Goal of the exercise: Copy out all the lines in the records that include the word "title".

Data for the task:
——

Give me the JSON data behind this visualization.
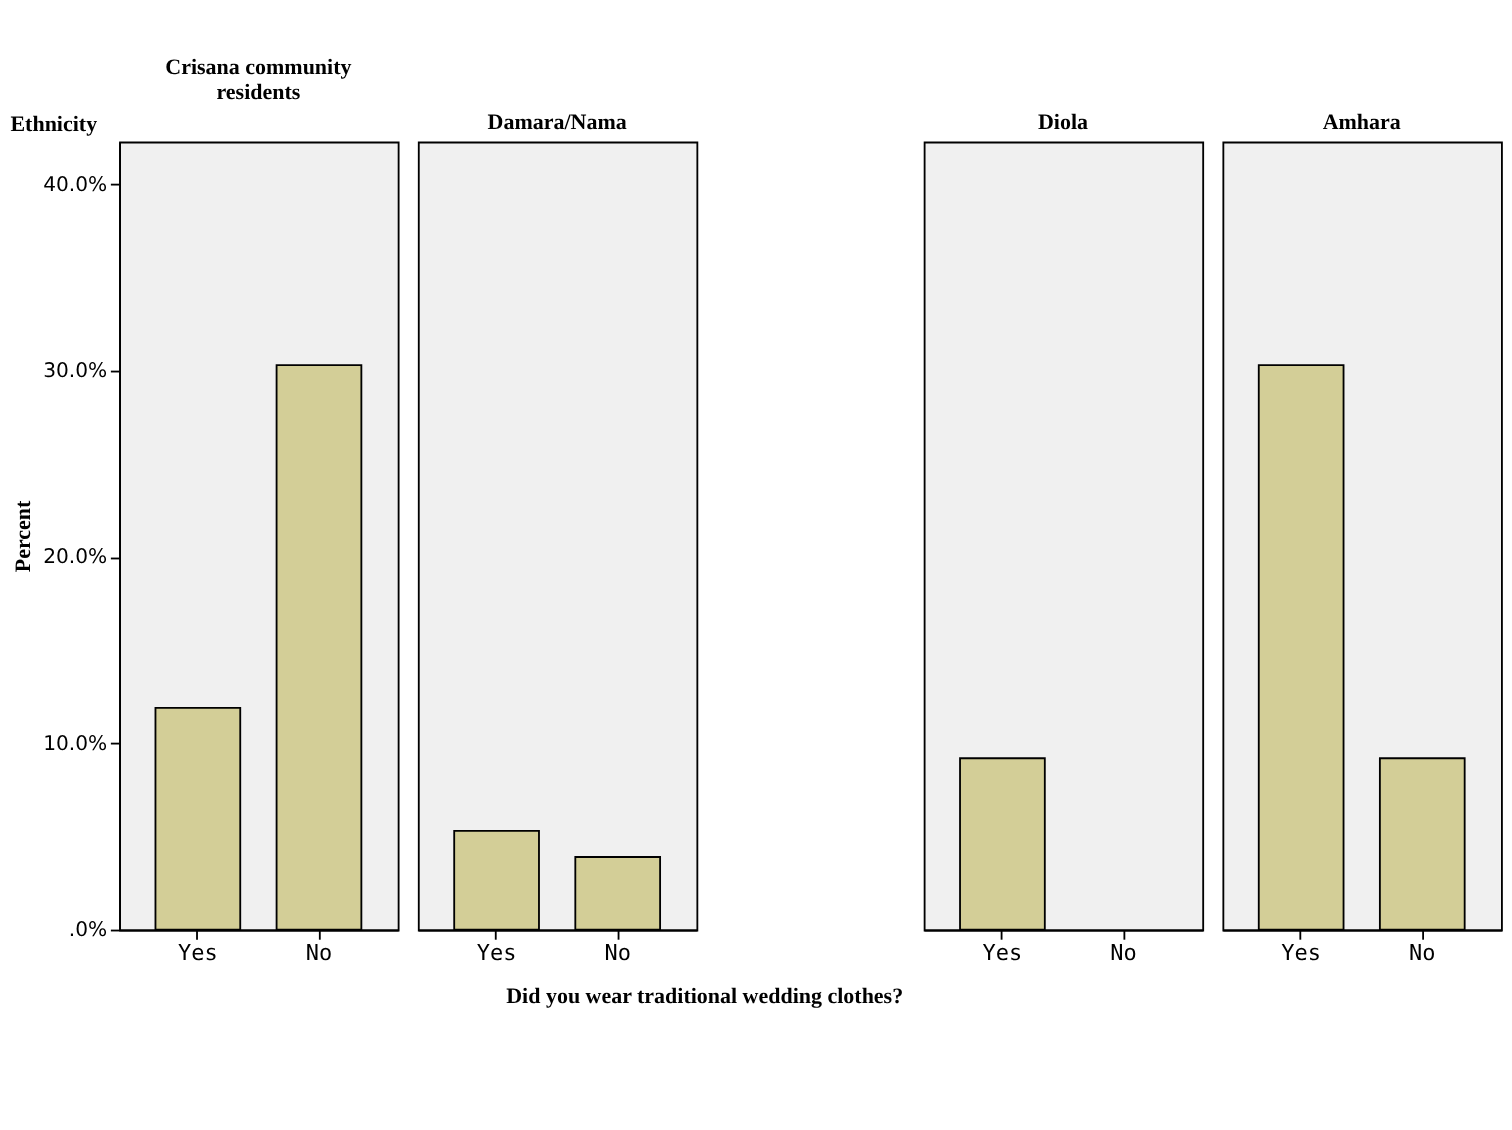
{
  "chart_data": [
    {
      "type": "bar",
      "title": "Crisana community residents",
      "ylabel": "Percent",
      "annotations": [
        "Ethnicity"
      ],
      "categories": [
        "Yes",
        "No"
      ],
      "values": [
        11.9,
        30.3
      ],
      "color": "#d3ce97",
      "ylim": [
        0,
        42.3
      ],
      "yticks": [
        {
          "value": 0,
          "label": ".0%"
        },
        {
          "value": 10,
          "label": "10.0%"
        },
        {
          "value": 20,
          "label": "20.0%"
        },
        {
          "value": 30,
          "label": "30.0%"
        },
        {
          "value": 40,
          "label": "40.0%"
        }
      ],
      "grid": false
    },
    {
      "type": "bar",
      "title": "Damara/Nama",
      "xlabel": "Did you wear traditional wedding clothes?",
      "categories": [
        "Yes",
        "No"
      ],
      "values": [
        5.3,
        3.9
      ],
      "color": "#d3ce97",
      "ylim": [
        0,
        42.3
      ],
      "tick_labels": "x",
      "grid": false
    },
    {
      "type": "bar",
      "title": "Diola",
      "categories": [
        "Yes",
        "No"
      ],
      "values": [
        9.2,
        0
      ],
      "color": "#d3ce97",
      "ylim": [
        0,
        42.3
      ],
      "tick_labels": "x",
      "grid": false
    },
    {
      "type": "bar",
      "title": "Amhara",
      "categories": [
        "Yes",
        "No"
      ],
      "values": [
        30.3,
        9.2
      ],
      "color": "#d3ce97",
      "ylim": [
        0,
        42.3
      ],
      "tick_labels": "x",
      "grid": false
    }
  ]
}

——

Right answer:
      "title": "Crisana community residents",
      "title": "Damara/Nama",
      "title": "Diola",
      "title": "Amhara",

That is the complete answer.